### EXERCISE GOAL
Identify, in the records below, every line where the string "ROAD" appears, and copy each such line.

[Figure collection entries]
-- START --

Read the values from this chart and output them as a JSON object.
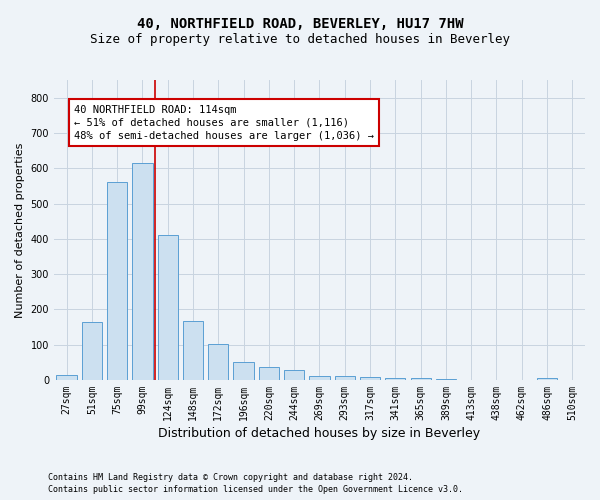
{
  "title": "40, NORTHFIELD ROAD, BEVERLEY, HU17 7HW",
  "subtitle": "Size of property relative to detached houses in Beverley",
  "xlabel": "Distribution of detached houses by size in Beverley",
  "ylabel": "Number of detached properties",
  "footnote1": "Contains HM Land Registry data © Crown copyright and database right 2024.",
  "footnote2": "Contains public sector information licensed under the Open Government Licence v3.0.",
  "bar_labels": [
    "27sqm",
    "51sqm",
    "75sqm",
    "99sqm",
    "124sqm",
    "148sqm",
    "172sqm",
    "196sqm",
    "220sqm",
    "244sqm",
    "269sqm",
    "293sqm",
    "317sqm",
    "341sqm",
    "365sqm",
    "389sqm",
    "413sqm",
    "438sqm",
    "462sqm",
    "486sqm",
    "510sqm"
  ],
  "bar_values": [
    15,
    165,
    560,
    615,
    410,
    168,
    102,
    50,
    37,
    28,
    12,
    11,
    7,
    5,
    5,
    4,
    0,
    0,
    0,
    5,
    0
  ],
  "bar_color": "#cce0f0",
  "bar_edge_color": "#5a9fd4",
  "annotation_line1": "40 NORTHFIELD ROAD: 114sqm",
  "annotation_line2": "← 51% of detached houses are smaller (1,116)",
  "annotation_line3": "48% of semi-detached houses are larger (1,036) →",
  "annotation_box_color": "#ffffff",
  "annotation_box_edge": "#cc0000",
  "vline_color": "#cc0000",
  "ylim": [
    0,
    850
  ],
  "yticks": [
    0,
    100,
    200,
    300,
    400,
    500,
    600,
    700,
    800
  ],
  "grid_color": "#c8d4e0",
  "bg_color": "#eef3f8",
  "title_fontsize": 10,
  "subtitle_fontsize": 9,
  "axis_label_fontsize": 8,
  "tick_fontsize": 7,
  "annotation_fontsize": 7.5,
  "footnote_fontsize": 6
}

-- END --

### ANSWER TO THIS TASK
  "title": "40, NORTHFIELD ROAD, BEVERLEY, HU17 7HW",
  "annotation_line1": "40 NORTHFIELD ROAD: 114sqm",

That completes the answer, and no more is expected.